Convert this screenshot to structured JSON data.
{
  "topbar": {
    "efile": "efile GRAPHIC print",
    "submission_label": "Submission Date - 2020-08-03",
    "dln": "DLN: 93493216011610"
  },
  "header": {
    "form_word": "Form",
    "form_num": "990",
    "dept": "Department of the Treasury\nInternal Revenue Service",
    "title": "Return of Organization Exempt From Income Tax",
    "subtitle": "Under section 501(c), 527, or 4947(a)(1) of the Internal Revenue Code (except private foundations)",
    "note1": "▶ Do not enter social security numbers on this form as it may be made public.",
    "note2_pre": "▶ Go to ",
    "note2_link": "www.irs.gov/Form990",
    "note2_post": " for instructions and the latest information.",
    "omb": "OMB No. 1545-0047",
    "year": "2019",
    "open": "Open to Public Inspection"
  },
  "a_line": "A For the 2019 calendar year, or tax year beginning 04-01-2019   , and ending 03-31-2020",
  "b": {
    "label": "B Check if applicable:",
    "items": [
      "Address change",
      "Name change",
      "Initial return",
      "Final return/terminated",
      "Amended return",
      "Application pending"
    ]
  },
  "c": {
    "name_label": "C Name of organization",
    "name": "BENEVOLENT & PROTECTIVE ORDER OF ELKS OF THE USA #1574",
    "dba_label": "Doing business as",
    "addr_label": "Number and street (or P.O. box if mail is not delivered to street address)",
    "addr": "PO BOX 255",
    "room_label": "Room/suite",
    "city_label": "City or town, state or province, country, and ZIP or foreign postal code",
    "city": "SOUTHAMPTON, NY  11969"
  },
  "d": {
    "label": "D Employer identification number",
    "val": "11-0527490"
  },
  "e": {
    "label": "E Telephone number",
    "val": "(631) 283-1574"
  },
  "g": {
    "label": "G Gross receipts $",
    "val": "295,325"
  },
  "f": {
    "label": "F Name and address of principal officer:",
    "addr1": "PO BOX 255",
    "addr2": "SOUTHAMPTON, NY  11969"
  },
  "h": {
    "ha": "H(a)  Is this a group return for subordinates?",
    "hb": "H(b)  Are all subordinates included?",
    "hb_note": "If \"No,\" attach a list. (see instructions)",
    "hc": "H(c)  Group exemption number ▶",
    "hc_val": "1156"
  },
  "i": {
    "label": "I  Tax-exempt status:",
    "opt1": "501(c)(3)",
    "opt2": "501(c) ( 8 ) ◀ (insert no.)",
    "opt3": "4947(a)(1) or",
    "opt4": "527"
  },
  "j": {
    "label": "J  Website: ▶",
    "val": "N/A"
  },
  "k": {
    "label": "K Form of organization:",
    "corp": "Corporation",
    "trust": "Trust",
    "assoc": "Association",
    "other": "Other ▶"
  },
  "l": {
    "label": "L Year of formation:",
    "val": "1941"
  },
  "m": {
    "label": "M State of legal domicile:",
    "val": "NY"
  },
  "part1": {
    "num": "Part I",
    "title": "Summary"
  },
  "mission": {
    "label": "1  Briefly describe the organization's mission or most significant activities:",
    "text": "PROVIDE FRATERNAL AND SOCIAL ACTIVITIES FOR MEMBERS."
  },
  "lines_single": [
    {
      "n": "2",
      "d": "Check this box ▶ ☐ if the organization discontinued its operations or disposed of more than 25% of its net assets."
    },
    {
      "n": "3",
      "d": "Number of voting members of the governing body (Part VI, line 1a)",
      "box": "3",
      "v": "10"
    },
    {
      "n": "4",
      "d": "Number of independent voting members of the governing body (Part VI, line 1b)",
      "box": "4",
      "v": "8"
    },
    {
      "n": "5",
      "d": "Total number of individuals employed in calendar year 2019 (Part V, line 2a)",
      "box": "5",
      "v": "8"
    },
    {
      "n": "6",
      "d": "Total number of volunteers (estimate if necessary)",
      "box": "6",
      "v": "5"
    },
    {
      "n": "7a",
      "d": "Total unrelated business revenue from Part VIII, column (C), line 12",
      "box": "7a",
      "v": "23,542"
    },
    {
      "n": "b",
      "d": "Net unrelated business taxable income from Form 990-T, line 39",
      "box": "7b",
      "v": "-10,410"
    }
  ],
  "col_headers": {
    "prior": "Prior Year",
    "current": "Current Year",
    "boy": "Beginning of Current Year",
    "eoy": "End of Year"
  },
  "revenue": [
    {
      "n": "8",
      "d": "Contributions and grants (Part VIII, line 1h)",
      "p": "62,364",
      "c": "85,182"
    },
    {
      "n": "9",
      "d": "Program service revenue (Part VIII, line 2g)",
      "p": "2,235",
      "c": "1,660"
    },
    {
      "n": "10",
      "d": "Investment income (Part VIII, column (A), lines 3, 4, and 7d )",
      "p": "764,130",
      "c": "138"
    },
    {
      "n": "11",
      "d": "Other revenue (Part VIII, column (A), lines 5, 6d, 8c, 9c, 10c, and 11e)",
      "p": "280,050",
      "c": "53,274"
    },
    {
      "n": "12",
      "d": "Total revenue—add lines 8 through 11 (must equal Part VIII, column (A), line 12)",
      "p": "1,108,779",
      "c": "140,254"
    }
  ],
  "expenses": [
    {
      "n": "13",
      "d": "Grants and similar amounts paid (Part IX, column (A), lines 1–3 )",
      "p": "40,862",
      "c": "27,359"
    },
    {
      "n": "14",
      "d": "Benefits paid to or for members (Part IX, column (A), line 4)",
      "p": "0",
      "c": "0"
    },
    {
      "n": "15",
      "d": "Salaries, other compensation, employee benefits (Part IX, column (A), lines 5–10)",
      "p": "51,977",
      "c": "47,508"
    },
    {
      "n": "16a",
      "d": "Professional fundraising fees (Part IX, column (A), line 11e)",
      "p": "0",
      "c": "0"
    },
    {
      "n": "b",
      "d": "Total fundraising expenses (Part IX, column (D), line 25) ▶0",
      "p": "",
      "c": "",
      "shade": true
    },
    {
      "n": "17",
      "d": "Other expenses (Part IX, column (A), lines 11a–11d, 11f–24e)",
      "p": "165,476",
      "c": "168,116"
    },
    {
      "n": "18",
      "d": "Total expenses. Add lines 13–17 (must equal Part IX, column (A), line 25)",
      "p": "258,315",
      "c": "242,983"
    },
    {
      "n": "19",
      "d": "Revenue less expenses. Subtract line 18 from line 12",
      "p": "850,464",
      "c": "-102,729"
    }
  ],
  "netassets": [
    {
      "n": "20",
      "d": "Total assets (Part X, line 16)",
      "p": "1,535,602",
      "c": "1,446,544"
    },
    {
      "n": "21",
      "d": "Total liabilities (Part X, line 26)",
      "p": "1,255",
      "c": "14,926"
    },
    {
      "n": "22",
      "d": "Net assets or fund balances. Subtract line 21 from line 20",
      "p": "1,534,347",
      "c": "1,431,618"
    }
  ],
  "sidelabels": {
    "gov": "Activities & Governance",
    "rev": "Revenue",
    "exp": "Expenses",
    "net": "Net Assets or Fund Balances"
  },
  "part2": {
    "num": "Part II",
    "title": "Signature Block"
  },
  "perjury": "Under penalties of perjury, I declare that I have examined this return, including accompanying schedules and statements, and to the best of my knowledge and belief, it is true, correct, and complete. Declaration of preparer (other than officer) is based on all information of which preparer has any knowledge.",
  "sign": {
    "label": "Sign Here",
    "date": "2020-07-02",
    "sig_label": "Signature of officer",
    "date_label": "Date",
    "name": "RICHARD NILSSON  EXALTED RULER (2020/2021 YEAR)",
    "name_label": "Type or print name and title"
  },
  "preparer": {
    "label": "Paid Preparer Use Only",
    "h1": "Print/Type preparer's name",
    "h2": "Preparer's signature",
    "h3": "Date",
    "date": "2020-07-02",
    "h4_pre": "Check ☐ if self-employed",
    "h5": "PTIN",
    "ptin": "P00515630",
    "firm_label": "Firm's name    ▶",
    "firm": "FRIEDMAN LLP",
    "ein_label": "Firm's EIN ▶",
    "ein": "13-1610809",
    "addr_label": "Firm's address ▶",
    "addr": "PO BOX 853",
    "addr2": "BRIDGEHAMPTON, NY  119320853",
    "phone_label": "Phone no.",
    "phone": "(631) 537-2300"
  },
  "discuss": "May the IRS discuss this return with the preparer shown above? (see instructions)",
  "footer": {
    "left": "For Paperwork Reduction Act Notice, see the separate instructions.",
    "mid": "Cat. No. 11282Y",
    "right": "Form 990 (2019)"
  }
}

※ ※ ※

◆ What you will do: How many of the lines above contain the string "than"? Give the number only.

◆ Output below: 2